## STATED PROBLEM
Select every line containing the word "title" from the material, and copy those lines.

## PROVIDED INFORMATION
────────────────────────────────────────

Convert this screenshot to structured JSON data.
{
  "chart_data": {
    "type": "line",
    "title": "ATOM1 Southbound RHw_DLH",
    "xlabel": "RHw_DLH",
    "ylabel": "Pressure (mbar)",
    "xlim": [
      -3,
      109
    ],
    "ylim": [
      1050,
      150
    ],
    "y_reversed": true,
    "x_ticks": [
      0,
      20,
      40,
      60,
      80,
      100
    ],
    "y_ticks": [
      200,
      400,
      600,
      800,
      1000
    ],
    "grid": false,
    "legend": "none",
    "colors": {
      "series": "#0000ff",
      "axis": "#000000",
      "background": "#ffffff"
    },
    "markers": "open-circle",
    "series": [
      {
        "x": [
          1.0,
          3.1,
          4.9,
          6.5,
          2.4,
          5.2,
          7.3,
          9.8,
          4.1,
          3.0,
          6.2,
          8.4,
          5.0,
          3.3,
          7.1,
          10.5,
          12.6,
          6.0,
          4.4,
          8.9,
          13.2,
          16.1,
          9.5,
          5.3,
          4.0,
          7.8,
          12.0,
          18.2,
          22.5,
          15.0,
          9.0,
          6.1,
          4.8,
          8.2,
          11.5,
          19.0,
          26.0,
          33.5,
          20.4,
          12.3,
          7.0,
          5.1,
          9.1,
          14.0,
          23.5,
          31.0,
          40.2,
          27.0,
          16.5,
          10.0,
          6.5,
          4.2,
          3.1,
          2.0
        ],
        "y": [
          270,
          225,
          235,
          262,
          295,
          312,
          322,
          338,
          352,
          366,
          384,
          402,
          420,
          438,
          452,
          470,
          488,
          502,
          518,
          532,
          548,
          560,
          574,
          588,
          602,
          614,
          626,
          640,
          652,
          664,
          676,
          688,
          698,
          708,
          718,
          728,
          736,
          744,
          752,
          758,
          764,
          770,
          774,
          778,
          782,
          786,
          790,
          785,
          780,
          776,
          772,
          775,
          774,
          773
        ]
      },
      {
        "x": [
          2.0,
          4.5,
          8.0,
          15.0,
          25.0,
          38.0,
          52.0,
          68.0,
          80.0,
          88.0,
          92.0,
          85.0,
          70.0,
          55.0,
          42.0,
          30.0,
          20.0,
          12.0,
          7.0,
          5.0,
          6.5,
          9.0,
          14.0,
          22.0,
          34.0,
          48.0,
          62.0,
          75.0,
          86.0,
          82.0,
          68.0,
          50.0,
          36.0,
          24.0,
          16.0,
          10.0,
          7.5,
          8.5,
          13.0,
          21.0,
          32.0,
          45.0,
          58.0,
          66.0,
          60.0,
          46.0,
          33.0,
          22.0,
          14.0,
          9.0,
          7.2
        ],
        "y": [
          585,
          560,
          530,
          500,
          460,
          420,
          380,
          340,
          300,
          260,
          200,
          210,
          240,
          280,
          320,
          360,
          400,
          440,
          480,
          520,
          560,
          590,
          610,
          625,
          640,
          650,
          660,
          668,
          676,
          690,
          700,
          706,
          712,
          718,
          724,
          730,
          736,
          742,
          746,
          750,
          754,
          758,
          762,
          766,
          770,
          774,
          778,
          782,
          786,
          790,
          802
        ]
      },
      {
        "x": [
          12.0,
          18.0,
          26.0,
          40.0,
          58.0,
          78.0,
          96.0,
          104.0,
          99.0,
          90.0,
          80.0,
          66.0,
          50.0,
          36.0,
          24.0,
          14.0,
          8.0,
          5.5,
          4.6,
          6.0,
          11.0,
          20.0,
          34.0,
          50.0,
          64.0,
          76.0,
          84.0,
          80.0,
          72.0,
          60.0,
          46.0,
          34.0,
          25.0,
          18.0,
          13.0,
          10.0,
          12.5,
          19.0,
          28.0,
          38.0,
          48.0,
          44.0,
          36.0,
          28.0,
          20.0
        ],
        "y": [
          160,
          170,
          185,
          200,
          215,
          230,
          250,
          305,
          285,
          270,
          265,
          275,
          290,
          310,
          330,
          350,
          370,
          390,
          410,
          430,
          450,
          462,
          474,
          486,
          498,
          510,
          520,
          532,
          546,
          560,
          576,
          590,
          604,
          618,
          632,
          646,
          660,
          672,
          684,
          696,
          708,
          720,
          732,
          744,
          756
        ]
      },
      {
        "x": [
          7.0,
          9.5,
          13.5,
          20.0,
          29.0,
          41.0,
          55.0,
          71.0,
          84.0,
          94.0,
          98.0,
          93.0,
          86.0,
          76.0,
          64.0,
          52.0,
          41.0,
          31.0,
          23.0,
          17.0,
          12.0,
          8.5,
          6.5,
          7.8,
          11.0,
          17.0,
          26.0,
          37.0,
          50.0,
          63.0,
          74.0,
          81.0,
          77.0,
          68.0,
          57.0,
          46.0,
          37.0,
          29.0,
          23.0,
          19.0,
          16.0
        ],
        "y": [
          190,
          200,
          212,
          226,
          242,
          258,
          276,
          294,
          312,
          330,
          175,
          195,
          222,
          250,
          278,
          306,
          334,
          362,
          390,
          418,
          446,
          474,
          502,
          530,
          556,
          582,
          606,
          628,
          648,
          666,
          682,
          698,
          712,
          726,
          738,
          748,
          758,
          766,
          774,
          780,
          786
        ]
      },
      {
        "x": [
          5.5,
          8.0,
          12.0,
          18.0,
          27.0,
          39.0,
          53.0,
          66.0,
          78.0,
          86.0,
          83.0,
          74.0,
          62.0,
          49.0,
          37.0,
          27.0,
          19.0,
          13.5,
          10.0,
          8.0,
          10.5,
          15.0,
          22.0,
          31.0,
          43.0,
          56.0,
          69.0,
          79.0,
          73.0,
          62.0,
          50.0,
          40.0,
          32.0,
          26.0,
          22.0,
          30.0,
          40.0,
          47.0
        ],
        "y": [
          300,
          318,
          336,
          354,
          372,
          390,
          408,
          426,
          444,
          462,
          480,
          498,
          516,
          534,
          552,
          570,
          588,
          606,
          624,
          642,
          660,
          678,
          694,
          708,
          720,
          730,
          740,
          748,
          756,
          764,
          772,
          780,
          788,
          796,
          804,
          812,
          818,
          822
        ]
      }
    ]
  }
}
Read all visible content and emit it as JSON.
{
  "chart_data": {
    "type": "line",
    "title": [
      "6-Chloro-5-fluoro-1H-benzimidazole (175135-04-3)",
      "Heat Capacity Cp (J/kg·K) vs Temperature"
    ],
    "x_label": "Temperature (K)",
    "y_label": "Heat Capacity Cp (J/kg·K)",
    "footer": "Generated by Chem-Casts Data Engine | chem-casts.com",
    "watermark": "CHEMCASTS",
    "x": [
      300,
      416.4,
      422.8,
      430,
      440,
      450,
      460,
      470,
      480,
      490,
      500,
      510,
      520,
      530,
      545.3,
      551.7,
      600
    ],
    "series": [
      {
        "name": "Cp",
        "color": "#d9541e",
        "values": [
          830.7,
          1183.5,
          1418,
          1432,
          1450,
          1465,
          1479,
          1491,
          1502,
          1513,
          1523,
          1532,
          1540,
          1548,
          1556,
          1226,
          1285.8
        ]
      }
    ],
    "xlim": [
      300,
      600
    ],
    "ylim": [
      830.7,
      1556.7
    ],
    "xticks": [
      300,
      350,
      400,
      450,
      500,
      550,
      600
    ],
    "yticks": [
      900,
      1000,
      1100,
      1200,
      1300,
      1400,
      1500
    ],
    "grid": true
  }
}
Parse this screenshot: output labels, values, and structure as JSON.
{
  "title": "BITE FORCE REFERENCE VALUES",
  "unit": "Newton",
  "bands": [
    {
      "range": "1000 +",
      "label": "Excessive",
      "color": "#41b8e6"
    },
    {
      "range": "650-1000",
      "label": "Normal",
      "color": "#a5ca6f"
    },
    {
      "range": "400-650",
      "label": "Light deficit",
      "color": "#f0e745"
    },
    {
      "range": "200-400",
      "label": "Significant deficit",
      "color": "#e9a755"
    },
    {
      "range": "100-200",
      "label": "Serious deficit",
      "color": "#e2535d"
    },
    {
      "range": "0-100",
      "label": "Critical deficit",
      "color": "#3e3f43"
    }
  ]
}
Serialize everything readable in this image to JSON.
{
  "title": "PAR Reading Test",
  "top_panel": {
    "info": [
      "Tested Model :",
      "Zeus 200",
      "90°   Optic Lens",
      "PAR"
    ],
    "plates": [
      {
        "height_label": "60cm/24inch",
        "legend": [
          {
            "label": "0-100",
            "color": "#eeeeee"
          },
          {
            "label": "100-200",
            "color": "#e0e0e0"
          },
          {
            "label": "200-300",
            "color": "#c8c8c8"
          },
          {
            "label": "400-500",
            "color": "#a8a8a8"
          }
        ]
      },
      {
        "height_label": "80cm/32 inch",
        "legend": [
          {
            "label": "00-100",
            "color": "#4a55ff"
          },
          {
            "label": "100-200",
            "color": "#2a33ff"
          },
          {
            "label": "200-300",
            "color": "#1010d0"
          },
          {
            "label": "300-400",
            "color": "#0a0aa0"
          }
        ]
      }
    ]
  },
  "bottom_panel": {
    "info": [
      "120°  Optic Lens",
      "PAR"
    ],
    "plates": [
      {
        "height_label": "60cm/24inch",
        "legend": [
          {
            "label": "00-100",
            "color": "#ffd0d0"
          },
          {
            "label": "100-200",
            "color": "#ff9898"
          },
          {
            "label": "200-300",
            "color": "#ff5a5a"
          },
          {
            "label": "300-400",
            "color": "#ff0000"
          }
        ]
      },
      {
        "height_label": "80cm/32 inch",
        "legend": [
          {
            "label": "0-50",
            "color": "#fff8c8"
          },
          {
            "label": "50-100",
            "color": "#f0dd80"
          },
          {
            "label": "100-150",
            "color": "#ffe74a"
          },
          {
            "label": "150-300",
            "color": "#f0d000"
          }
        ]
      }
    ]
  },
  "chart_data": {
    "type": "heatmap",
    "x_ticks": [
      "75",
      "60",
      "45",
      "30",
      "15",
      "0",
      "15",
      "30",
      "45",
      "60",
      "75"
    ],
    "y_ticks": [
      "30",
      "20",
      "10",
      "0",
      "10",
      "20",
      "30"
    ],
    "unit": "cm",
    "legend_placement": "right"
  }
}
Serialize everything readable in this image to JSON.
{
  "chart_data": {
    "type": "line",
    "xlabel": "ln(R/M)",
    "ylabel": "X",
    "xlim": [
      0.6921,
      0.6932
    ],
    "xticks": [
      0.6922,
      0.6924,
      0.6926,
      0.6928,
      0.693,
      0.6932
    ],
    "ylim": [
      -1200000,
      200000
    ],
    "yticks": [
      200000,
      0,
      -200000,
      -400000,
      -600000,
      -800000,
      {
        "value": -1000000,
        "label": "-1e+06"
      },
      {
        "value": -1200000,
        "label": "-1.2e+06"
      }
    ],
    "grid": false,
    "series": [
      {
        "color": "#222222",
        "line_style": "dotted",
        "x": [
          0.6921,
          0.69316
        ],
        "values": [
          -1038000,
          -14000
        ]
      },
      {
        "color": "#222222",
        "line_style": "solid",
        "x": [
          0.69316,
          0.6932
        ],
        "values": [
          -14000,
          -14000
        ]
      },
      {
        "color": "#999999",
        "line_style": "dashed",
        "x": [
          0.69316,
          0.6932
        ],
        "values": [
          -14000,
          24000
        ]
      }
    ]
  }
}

────────────────────────────────────────

## EXERCISE SOLUTION
    "title": "ATOM1 Southbound RHw_DLH",
    "title": [
  "title": "BITE FORCE REFERENCE VALUES",
  "title": "PAR Reading Test",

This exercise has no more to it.